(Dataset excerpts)

.....

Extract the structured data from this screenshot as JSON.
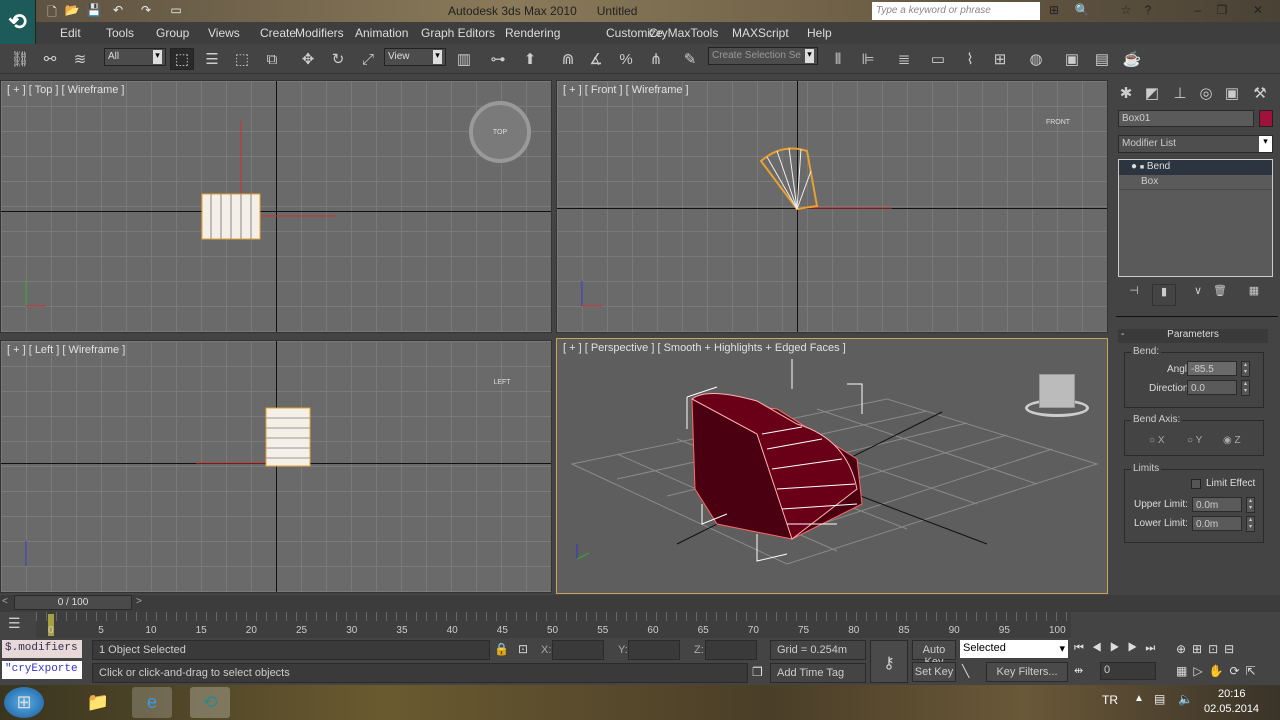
{
  "app": {
    "title": "Autodesk 3ds Max  2010",
    "document": "Untitled",
    "search_placeholder": "Type a keyword or phrase"
  },
  "menu": [
    "Edit",
    "Tools",
    "Group",
    "Views",
    "Create",
    "Modifiers",
    "Animation",
    "Graph Editors",
    "Rendering",
    "Customize",
    "CryMaxTools",
    "MAXScript",
    "Help"
  ],
  "toolbar": {
    "selection_filter": "All",
    "reference_coord": "View",
    "named_selection": "Create Selection Se",
    "snap_label": "3"
  },
  "viewports": {
    "top": "[ + ] [ Top ] [ Wireframe ]",
    "front": "[ + ] [ Front ] [ Wireframe ]",
    "left": "[ + ] [ Left ] [ Wireframe ]",
    "perspective": "[ + ] [ Perspective ] [ Smooth + Highlights + Edged Faces ]",
    "viewcube": {
      "top": "TOP",
      "front": "FRONT",
      "left": "LEFT"
    }
  },
  "command_panel": {
    "object_name": "Box01",
    "object_color": "#a0123c",
    "modifier_list": "Modifier List",
    "stack": [
      "Bend",
      "Box"
    ],
    "rollout": "Parameters",
    "bend_group": "Bend:",
    "angle_label": "Angle:",
    "angle": "-85.5",
    "direction_label": "Direction:",
    "direction": "0.0",
    "axis_group": "Bend Axis:",
    "axes": [
      "X",
      "Y",
      "Z"
    ],
    "selected_axis": "Z",
    "limits_group": "Limits",
    "limit_effect": "Limit Effect",
    "upper_label": "Upper Limit:",
    "upper": "0.0m",
    "lower_label": "Lower Limit:",
    "lower": "0.0m"
  },
  "timeline": {
    "frame": "0 / 100",
    "ticks": [
      "0",
      "5",
      "10",
      "15",
      "20",
      "25",
      "30",
      "35",
      "40",
      "45",
      "50",
      "55",
      "60",
      "65",
      "70",
      "75",
      "80",
      "85",
      "90",
      "95",
      "100"
    ]
  },
  "status": {
    "maxscript1": "$.modifiers",
    "maxscript2": "\"cryExporte",
    "selected": "1 Object Selected",
    "prompt": "Click or click-and-drag to select objects",
    "x_label": "X:",
    "y_label": "Y:",
    "z_label": "Z:",
    "grid": "Grid = 0.254m",
    "add_time_tag": "Add Time Tag",
    "auto_key": "Auto Key",
    "set_key": "Set Key",
    "key_mode": "Selected",
    "key_filters": "Key Filters...",
    "current_frame": "0"
  },
  "taskbar": {
    "lang": "TR",
    "time": "20:16",
    "date": "02.05.2014"
  }
}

.....

# INSTRUCTIONS TO FOLLOW:
Reproduce all of the data exactly, omitting each picture it holds.

# SOLVED PROBLEM:
Extract the structured data from this screenshot as JSON.
{
  "app": {
    "title": "Autodesk 3ds Max  2010",
    "document": "Untitled",
    "search_placeholder": "Type a keyword or phrase"
  },
  "menu": [
    "Edit",
    "Tools",
    "Group",
    "Views",
    "Create",
    "Modifiers",
    "Animation",
    "Graph Editors",
    "Rendering",
    "Customize",
    "CryMaxTools",
    "MAXScript",
    "Help"
  ],
  "toolbar": {
    "selection_filter": "All",
    "reference_coord": "View",
    "named_selection": "Create Selection Se",
    "snap_label": "3"
  },
  "viewports": {
    "top": "[ + ] [ Top ] [ Wireframe ]",
    "front": "[ + ] [ Front ] [ Wireframe ]",
    "left": "[ + ] [ Left ] [ Wireframe ]",
    "perspective": "[ + ] [ Perspective ] [ Smooth + Highlights + Edged Faces ]",
    "viewcube": {
      "top": "TOP",
      "front": "FRONT",
      "left": "LEFT"
    }
  },
  "command_panel": {
    "object_name": "Box01",
    "object_color": "#a0123c",
    "modifier_list": "Modifier List",
    "stack": [
      "Bend",
      "Box"
    ],
    "rollout": "Parameters",
    "bend_group": "Bend:",
    "angle_label": "Angle:",
    "angle": "-85.5",
    "direction_label": "Direction:",
    "direction": "0.0",
    "axis_group": "Bend Axis:",
    "axes": [
      "X",
      "Y",
      "Z"
    ],
    "selected_axis": "Z",
    "limits_group": "Limits",
    "limit_effect": "Limit Effect",
    "upper_label": "Upper Limit:",
    "upper": "0.0m",
    "lower_label": "Lower Limit:",
    "lower": "0.0m"
  },
  "timeline": {
    "frame": "0 / 100",
    "ticks": [
      "0",
      "5",
      "10",
      "15",
      "20",
      "25",
      "30",
      "35",
      "40",
      "45",
      "50",
      "55",
      "60",
      "65",
      "70",
      "75",
      "80",
      "85",
      "90",
      "95",
      "100"
    ]
  },
  "status": {
    "maxscript1": "$.modifiers",
    "maxscript2": "\"cryExporte",
    "selected": "1 Object Selected",
    "prompt": "Click or click-and-drag to select objects",
    "x_label": "X:",
    "y_label": "Y:",
    "z_label": "Z:",
    "grid": "Grid = 0.254m",
    "add_time_tag": "Add Time Tag",
    "auto_key": "Auto Key",
    "set_key": "Set Key",
    "key_mode": "Selected",
    "key_filters": "Key Filters...",
    "current_frame": "0"
  },
  "taskbar": {
    "lang": "TR",
    "time": "20:16",
    "date": "02.05.2014"
  }
}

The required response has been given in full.